*** TEXT FOR ANALYSIS Section Begins ***
Optimization in Action

The test surface
$$\mathcal{L}(\theta_1,\,\theta_2) \;=\; \theta_1^2 \;+\; 10\,\theta_2^2$$

This is an elongated bowl: the curvature along $\theta_2$ is 10 times larger than along $\theta_1$. The unique minimum is $(\theta_1^*,\theta_2^*)=(0,0)$. The gradient is $\nabla\mathcal{L} = [2\theta_1,\; 20\theta_2]$, so the $\theta_2$ direction generates gradients 10 times larger than $\theta_1$. This ill-conditioning (condition number = 10) is exactly what breaks plain SGD and motivates adaptive optimizers: a single learning rate cannot simultaneously be “right” for a steep axis and a shallow one.

$\theta_1$ $\theta_2$
Speed 2
η (LR) 0.10
β (mom.) 0.90
step 0
Press Play to start. All optimizers begin at $(-5,\;3)$ with the same learning rate. Watch how each one handles the steep $\theta_2$ direction differently.
*** TEXT FOR ANALYSIS Section Ends ***
*** INFORMATION SUPPLIED Section Begins ***
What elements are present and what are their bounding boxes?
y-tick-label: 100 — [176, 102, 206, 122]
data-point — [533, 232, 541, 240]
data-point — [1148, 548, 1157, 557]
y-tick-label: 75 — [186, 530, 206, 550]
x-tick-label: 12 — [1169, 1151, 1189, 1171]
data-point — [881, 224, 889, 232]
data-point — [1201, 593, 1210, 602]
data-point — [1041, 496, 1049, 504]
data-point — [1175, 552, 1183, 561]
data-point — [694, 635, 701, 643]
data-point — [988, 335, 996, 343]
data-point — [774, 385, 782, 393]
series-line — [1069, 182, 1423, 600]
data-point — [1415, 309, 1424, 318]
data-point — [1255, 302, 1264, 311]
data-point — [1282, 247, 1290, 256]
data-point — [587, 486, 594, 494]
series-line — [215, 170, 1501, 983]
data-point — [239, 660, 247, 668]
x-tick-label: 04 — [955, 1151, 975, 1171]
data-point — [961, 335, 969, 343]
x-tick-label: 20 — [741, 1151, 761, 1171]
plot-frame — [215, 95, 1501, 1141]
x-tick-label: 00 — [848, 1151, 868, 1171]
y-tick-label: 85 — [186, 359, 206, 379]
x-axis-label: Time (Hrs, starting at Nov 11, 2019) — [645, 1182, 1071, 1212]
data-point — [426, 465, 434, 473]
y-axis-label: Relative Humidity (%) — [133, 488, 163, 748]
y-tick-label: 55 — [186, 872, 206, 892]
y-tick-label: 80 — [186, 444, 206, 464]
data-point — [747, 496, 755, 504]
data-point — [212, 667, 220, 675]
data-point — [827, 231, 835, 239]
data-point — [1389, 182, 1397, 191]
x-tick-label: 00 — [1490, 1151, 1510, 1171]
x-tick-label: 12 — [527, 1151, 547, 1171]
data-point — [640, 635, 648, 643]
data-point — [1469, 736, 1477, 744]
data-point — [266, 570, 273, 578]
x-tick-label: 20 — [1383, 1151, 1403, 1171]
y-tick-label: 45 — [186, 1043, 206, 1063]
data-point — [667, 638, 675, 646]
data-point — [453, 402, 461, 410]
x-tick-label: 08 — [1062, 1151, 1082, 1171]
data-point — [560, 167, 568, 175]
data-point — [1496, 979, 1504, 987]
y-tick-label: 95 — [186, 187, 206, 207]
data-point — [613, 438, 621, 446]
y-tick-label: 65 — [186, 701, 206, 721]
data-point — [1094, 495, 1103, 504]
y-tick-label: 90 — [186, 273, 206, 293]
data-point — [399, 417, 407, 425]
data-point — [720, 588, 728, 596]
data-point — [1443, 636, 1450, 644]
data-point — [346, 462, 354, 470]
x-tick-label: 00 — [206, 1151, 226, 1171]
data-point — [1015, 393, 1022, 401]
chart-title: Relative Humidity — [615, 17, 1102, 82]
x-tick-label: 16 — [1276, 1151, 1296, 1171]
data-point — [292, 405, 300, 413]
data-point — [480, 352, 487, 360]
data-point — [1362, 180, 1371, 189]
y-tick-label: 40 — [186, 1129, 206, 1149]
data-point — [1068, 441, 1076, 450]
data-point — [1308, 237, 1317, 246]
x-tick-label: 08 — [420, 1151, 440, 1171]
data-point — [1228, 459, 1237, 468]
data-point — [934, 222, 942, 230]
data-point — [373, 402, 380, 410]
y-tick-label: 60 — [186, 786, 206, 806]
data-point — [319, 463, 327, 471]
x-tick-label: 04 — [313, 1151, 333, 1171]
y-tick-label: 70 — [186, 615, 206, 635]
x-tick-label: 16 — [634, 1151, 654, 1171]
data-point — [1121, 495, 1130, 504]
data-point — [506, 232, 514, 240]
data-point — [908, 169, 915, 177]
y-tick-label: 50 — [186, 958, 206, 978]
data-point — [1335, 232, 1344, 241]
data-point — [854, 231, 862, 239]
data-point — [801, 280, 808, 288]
*** INFORMATION SUPPLIED Section Ends ***
Extract the part of the optimization text above from "Optimization in Action" to "a shallow one.", copying it word for word.

Optimization in Action

The test surface
$$\mathcal{L}(\theta_1,\,\theta_2) \;=\; \theta_1^2 \;+\; 10\,\theta_2^2$$

This is an elongated bowl: the curvature along $\theta_2$ is 10 times larger than along $\theta_1$. The unique minimum is $(\theta_1^*,\theta_2^*)=(0,0)$. The gradient is $\nabla\mathcal{L} = [2\theta_1,\; 20\theta_2]$, so the $\theta_2$ direction generates gradients 10 times larger than $\theta_1$. This ill-conditioning (condition number = 10) is exactly what breaks plain SGD and motivates adaptive optimizers: a single learning rate cannot simultaneously be “right” for a steep axis and a shallow one.